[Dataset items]
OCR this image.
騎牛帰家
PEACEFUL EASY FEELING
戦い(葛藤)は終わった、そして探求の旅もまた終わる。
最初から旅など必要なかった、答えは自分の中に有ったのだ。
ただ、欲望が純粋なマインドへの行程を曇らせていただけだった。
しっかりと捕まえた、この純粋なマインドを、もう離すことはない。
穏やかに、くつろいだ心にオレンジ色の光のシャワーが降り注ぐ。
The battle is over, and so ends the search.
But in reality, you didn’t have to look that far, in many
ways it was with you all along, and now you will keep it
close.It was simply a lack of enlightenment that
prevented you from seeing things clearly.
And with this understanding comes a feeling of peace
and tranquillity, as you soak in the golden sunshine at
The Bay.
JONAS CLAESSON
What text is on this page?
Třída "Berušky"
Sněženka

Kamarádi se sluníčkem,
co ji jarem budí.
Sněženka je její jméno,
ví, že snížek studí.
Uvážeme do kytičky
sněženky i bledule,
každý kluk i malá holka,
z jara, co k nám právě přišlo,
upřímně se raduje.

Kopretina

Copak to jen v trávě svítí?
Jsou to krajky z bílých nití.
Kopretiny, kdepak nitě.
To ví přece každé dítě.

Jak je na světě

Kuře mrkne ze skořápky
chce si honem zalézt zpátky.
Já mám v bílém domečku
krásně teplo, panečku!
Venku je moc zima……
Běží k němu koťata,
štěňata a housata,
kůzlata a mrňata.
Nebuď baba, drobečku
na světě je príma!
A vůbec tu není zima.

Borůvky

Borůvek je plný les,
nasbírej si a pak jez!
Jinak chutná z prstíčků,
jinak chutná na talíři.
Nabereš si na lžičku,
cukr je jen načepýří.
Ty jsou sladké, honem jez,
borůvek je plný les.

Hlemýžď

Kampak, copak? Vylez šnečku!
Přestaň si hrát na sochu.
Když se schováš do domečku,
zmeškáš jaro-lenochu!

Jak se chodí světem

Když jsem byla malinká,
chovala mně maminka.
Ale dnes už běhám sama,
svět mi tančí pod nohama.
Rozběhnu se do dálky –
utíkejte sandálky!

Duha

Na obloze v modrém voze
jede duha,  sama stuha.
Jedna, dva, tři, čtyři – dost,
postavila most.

- **TASK STATEMENT**: Reproduce every entry shown above, precisely as it stands.

- **RESPONSE**:
OCR this image.
騎牛帰家
PEACEFUL EASY FEELING
戦い(葛藤)は終わった、そして探求の旅もまた終わる。
最初から旅など必要なかった、答えは自分の中に有ったのだ。
ただ、欲望が純粋なマインドへの行程を曇らせていただけだった。
しっかりと捕まえた、この純粋なマインドを、もう離すことはない。
穏やかに、くつろいだ心にオレンジ色の光のシャワーが降り注ぐ。
The battle is over, and so ends the search.
But in reality, you didn’t have to look that far, in many
ways it was with you all along, and now you will keep it
close.It was simply a lack of enlightenment that
prevented you from seeing things clearly.
And with this understanding comes a feeling of peace
and tranquillity, as you soak in the golden sunshine at
The Bay.
JONAS CLAESSON
What text is on this page?
Třída "Berušky"
Sněženka

Kamarádi se sluníčkem,
co ji jarem budí.
Sněženka je její jméno,
ví, že snížek studí.
Uvážeme do kytičky
sněženky i bledule,
každý kluk i malá holka,
z jara, co k nám právě přišlo,
upřímně se raduje.

Kopretina

Copak to jen v trávě svítí?
Jsou to krajky z bílých nití.
Kopretiny, kdepak nitě.
To ví přece každé dítě.

Jak je na světě

Kuře mrkne ze skořápky
chce si honem zalézt zpátky.
Já mám v bílém domečku
krásně teplo, panečku!
Venku je moc zima……
Běží k němu koťata,
štěňata a housata,
kůzlata a mrňata.
Nebuď baba, drobečku
na světě je príma!
A vůbec tu není zima.

Borůvky

Borůvek je plný les,
nasbírej si a pak jez!
Jinak chutná z prstíčků,
jinak chutná na talíři.
Nabereš si na lžičku,
cukr je jen načepýří.
Ty jsou sladké, honem jez,
borůvek je plný les.

Hlemýžď

Kampak, copak? Vylez šnečku!
Přestaň si hrát na sochu.
Když se schováš do domečku,
zmeškáš jaro-lenochu!

Jak se chodí světem

Když jsem byla malinká,
chovala mně maminka.
Ale dnes už běhám sama,
svět mi tančí pod nohama.
Rozběhnu se do dálky –
utíkejte sandálky!

Duha

Na obloze v modrém voze
jede duha,  sama stuha.
Jedna, dva, tři, čtyři – dost,
postavila most.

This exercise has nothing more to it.